§ PROBLEM TO WORK ON: Transcribe the material exactly. Images do not belong in the copy.

§ Extracted data entries:
________

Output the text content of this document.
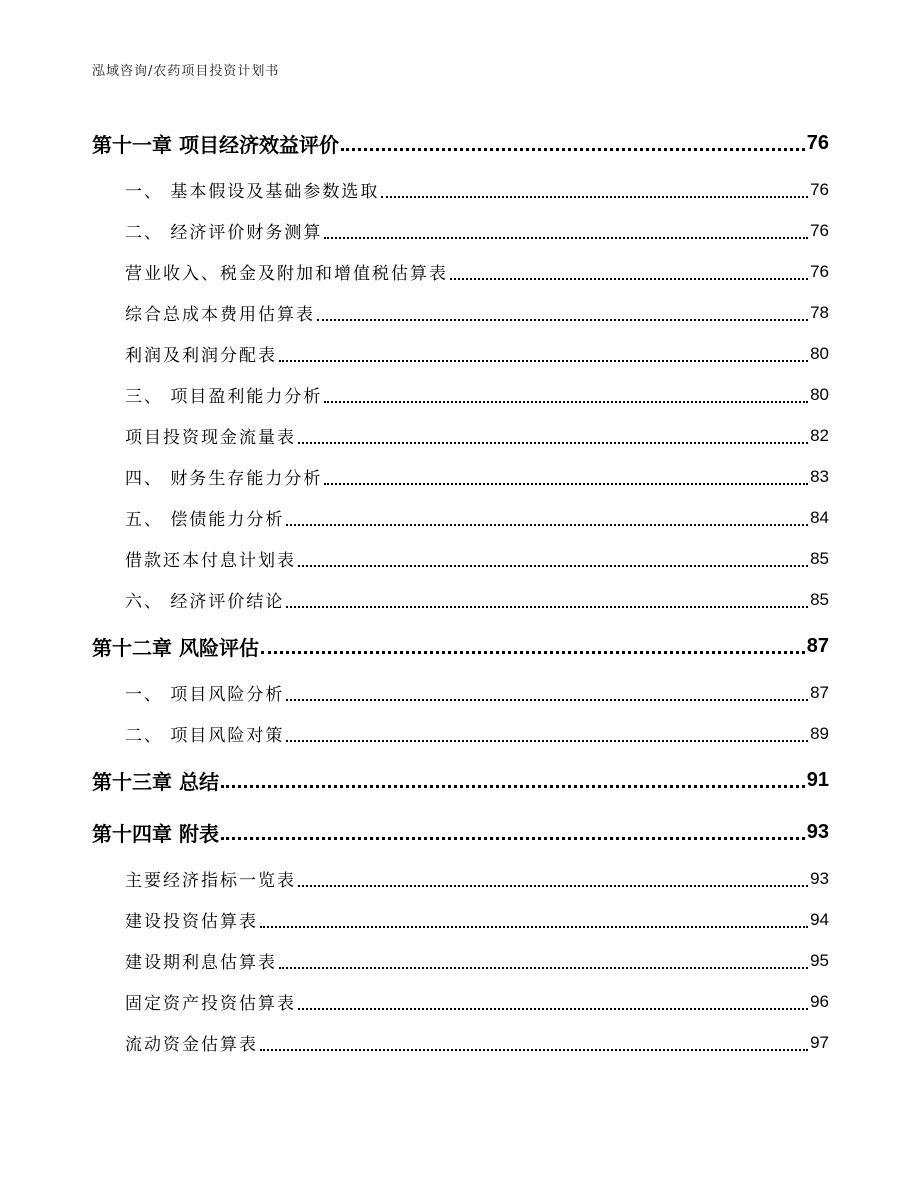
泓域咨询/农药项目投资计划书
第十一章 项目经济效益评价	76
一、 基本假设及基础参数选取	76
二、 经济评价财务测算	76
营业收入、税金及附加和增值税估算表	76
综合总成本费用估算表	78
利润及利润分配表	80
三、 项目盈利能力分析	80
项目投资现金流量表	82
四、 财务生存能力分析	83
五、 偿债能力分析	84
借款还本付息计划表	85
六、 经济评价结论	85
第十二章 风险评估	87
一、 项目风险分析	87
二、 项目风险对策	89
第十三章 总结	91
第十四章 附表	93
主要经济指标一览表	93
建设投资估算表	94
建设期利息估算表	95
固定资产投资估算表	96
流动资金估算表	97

________

§ REPLY TO THE EXERCISE:
Output the text content of this document.
泓域咨询/农药项目投资计划书
第十一章 项目经济效益评价	76
一、 基本假设及基础参数选取	76
二、 经济评价财务测算	76
营业收入、税金及附加和增值税估算表	76
综合总成本费用估算表	78
利润及利润分配表	80
三、 项目盈利能力分析	80
项目投资现金流量表	82
四、 财务生存能力分析	83
五、 偿债能力分析	84
借款还本付息计划表	85
六、 经济评价结论	85
第十二章 风险评估	87
一、 项目风险分析	87
二、 项目风险对策	89
第十三章 总结	91
第十四章 附表	93
主要经济指标一览表	93
建设投资估算表	94
建设期利息估算表	95
固定资产投资估算表	96
流动资金估算表	97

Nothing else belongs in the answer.